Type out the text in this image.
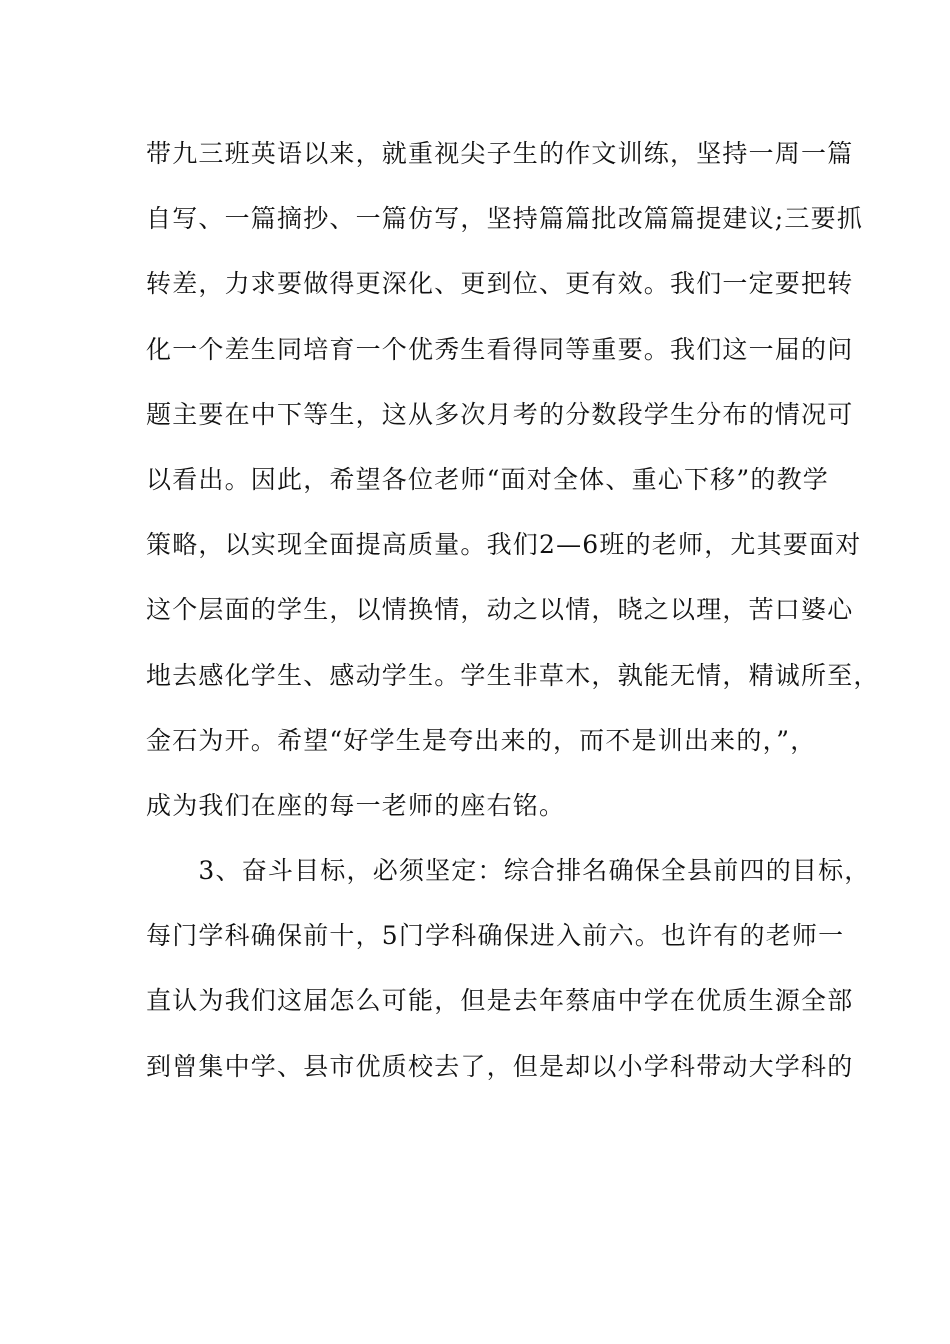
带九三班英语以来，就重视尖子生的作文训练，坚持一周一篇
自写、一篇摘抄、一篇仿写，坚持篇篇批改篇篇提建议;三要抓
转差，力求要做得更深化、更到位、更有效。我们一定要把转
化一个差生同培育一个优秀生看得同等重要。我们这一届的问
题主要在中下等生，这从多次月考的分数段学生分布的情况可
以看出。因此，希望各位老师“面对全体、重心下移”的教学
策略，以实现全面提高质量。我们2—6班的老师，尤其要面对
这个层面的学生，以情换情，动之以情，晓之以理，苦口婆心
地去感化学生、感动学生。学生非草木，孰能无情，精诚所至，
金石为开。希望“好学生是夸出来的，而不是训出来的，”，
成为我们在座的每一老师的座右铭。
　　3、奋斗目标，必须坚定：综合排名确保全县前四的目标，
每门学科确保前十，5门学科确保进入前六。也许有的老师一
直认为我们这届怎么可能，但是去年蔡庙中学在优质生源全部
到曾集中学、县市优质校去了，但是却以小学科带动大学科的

> [Exercise objective]
Drop the pictures and reproduce the rest of the entries above exactly.

> [The completed task]
Type out the text in this image.
带九三班英语以来，就重视尖子生的作文训练，坚持一周一篇
自写、一篇摘抄、一篇仿写，坚持篇篇批改篇篇提建议;三要抓
转差，力求要做得更深化、更到位、更有效。我们一定要把转
化一个差生同培育一个优秀生看得同等重要。我们这一届的问
题主要在中下等生，这从多次月考的分数段学生分布的情况可
以看出。因此，希望各位老师“面对全体、重心下移”的教学
策略，以实现全面提高质量。我们2—6班的老师，尤其要面对
这个层面的学生，以情换情，动之以情，晓之以理，苦口婆心
地去感化学生、感动学生。学生非草木，孰能无情，精诚所至，
金石为开。希望“好学生是夸出来的，而不是训出来的，”，
成为我们在座的每一老师的座右铭。
　　3、奋斗目标，必须坚定：综合排名确保全县前四的目标，
每门学科确保前十，5门学科确保进入前六。也许有的老师一
直认为我们这届怎么可能，但是去年蔡庙中学在优质生源全部
到曾集中学、县市优质校去了，但是却以小学科带动大学科的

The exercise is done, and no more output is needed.